§ Job:
Provide the records once more, identical to the original.

------ Extracted data

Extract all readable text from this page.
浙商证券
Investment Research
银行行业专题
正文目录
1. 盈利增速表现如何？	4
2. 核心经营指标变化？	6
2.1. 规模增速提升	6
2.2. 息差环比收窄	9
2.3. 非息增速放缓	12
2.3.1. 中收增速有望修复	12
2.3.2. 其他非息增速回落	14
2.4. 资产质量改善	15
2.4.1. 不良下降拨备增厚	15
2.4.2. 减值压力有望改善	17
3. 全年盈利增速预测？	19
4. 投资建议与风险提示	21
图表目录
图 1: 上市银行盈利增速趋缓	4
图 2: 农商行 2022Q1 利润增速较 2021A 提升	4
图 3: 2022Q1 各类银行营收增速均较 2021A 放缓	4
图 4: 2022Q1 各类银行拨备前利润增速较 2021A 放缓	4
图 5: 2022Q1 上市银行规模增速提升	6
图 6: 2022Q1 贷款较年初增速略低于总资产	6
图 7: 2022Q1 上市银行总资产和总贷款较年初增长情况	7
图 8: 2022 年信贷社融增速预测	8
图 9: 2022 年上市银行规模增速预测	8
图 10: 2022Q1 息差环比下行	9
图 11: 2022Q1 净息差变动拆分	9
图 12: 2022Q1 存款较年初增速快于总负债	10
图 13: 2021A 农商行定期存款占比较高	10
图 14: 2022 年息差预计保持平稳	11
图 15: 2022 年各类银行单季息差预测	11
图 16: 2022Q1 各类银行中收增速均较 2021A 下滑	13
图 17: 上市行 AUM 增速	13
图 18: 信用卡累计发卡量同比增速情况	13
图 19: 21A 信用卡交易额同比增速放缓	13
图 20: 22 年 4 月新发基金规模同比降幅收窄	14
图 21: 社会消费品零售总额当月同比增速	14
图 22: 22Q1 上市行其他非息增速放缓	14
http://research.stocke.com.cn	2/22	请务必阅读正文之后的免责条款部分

------------

§ Result of the exercise:
Extract all readable text from this page.
浙商证券
Investment Research
银行行业专题
正文目录
1. 盈利增速表现如何？	4
2. 核心经营指标变化？	6
2.1. 规模增速提升	6
2.2. 息差环比收窄	9
2.3. 非息增速放缓	12
2.3.1. 中收增速有望修复	12
2.3.2. 其他非息增速回落	14
2.4. 资产质量改善	15
2.4.1. 不良下降拨备增厚	15
2.4.2. 减值压力有望改善	17
3. 全年盈利增速预测？	19
4. 投资建议与风险提示	21
图表目录
图 1: 上市银行盈利增速趋缓	4
图 2: 农商行 2022Q1 利润增速较 2021A 提升	4
图 3: 2022Q1 各类银行营收增速均较 2021A 放缓	4
图 4: 2022Q1 各类银行拨备前利润增速较 2021A 放缓	4
图 5: 2022Q1 上市银行规模增速提升	6
图 6: 2022Q1 贷款较年初增速略低于总资产	6
图 7: 2022Q1 上市银行总资产和总贷款较年初增长情况	7
图 8: 2022 年信贷社融增速预测	8
图 9: 2022 年上市银行规模增速预测	8
图 10: 2022Q1 息差环比下行	9
图 11: 2022Q1 净息差变动拆分	9
图 12: 2022Q1 存款较年初增速快于总负债	10
图 13: 2021A 农商行定期存款占比较高	10
图 14: 2022 年息差预计保持平稳	11
图 15: 2022 年各类银行单季息差预测	11
图 16: 2022Q1 各类银行中收增速均较 2021A 下滑	13
图 17: 上市行 AUM 增速	13
图 18: 信用卡累计发卡量同比增速情况	13
图 19: 21A 信用卡交易额同比增速放缓	13
图 20: 22 年 4 月新发基金规模同比降幅收窄	14
图 21: 社会消费品零售总额当月同比增速	14
图 22: 22Q1 上市行其他非息增速放缓	14
http://research.stocke.com.cn	2/22	请务必阅读正文之后的免责条款部分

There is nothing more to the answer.